[Dataset items]
^^^^^^^^

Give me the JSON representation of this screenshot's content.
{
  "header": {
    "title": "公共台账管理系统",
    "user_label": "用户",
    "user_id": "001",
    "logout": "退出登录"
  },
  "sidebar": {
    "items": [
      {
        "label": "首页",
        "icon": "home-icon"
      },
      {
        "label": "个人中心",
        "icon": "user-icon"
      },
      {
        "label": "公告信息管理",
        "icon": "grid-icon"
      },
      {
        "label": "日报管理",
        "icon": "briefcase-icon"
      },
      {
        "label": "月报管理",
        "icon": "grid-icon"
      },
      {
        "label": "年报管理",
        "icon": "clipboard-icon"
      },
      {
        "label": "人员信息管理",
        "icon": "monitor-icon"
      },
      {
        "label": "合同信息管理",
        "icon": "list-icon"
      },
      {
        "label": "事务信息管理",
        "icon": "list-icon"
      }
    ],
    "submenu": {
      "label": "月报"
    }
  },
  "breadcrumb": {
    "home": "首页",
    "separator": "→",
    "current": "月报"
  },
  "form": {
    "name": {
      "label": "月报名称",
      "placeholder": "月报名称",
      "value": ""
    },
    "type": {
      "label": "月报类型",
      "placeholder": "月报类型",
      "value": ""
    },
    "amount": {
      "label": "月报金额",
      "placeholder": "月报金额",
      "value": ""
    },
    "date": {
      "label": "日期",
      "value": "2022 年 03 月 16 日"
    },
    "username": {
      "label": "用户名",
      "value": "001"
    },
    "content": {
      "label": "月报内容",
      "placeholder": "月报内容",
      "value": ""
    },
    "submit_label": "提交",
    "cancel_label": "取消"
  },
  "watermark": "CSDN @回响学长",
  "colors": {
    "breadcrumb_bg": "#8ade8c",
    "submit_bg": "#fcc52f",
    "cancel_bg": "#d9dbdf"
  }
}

^^^^^^^^

**WHAT IS NEEDED**. Output the complete data exactly as written.

**SOLUTION TO THIS EXERCISE**.
Give me the JSON representation of this screenshot's content.
{
  "header": {
    "title": "公共台账管理系统",
    "user_label": "用户",
    "user_id": "001",
    "logout": "退出登录"
  },
  "sidebar": {
    "items": [
      {
        "label": "首页",
        "icon": "home-icon"
      },
      {
        "label": "个人中心",
        "icon": "user-icon"
      },
      {
        "label": "公告信息管理",
        "icon": "grid-icon"
      },
      {
        "label": "日报管理",
        "icon": "briefcase-icon"
      },
      {
        "label": "月报管理",
        "icon": "grid-icon"
      },
      {
        "label": "年报管理",
        "icon": "clipboard-icon"
      },
      {
        "label": "人员信息管理",
        "icon": "monitor-icon"
      },
      {
        "label": "合同信息管理",
        "icon": "list-icon"
      },
      {
        "label": "事务信息管理",
        "icon": "list-icon"
      }
    ],
    "submenu": {
      "label": "月报"
    }
  },
  "breadcrumb": {
    "home": "首页",
    "separator": "→",
    "current": "月报"
  },
  "form": {
    "name": {
      "label": "月报名称",
      "placeholder": "月报名称",
      "value": ""
    },
    "type": {
      "label": "月报类型",
      "placeholder": "月报类型",
      "value": ""
    },
    "amount": {
      "label": "月报金额",
      "placeholder": "月报金额",
      "value": ""
    },
    "date": {
      "label": "日期",
      "value": "2022 年 03 月 16 日"
    },
    "username": {
      "label": "用户名",
      "value": "001"
    },
    "content": {
      "label": "月报内容",
      "placeholder": "月报内容",
      "value": ""
    },
    "submit_label": "提交",
    "cancel_label": "取消"
  },
  "watermark": "CSDN @回响学长",
  "colors": {
    "breadcrumb_bg": "#8ade8c",
    "submit_bg": "#fcc52f",
    "cancel_bg": "#d9dbdf"
  }
}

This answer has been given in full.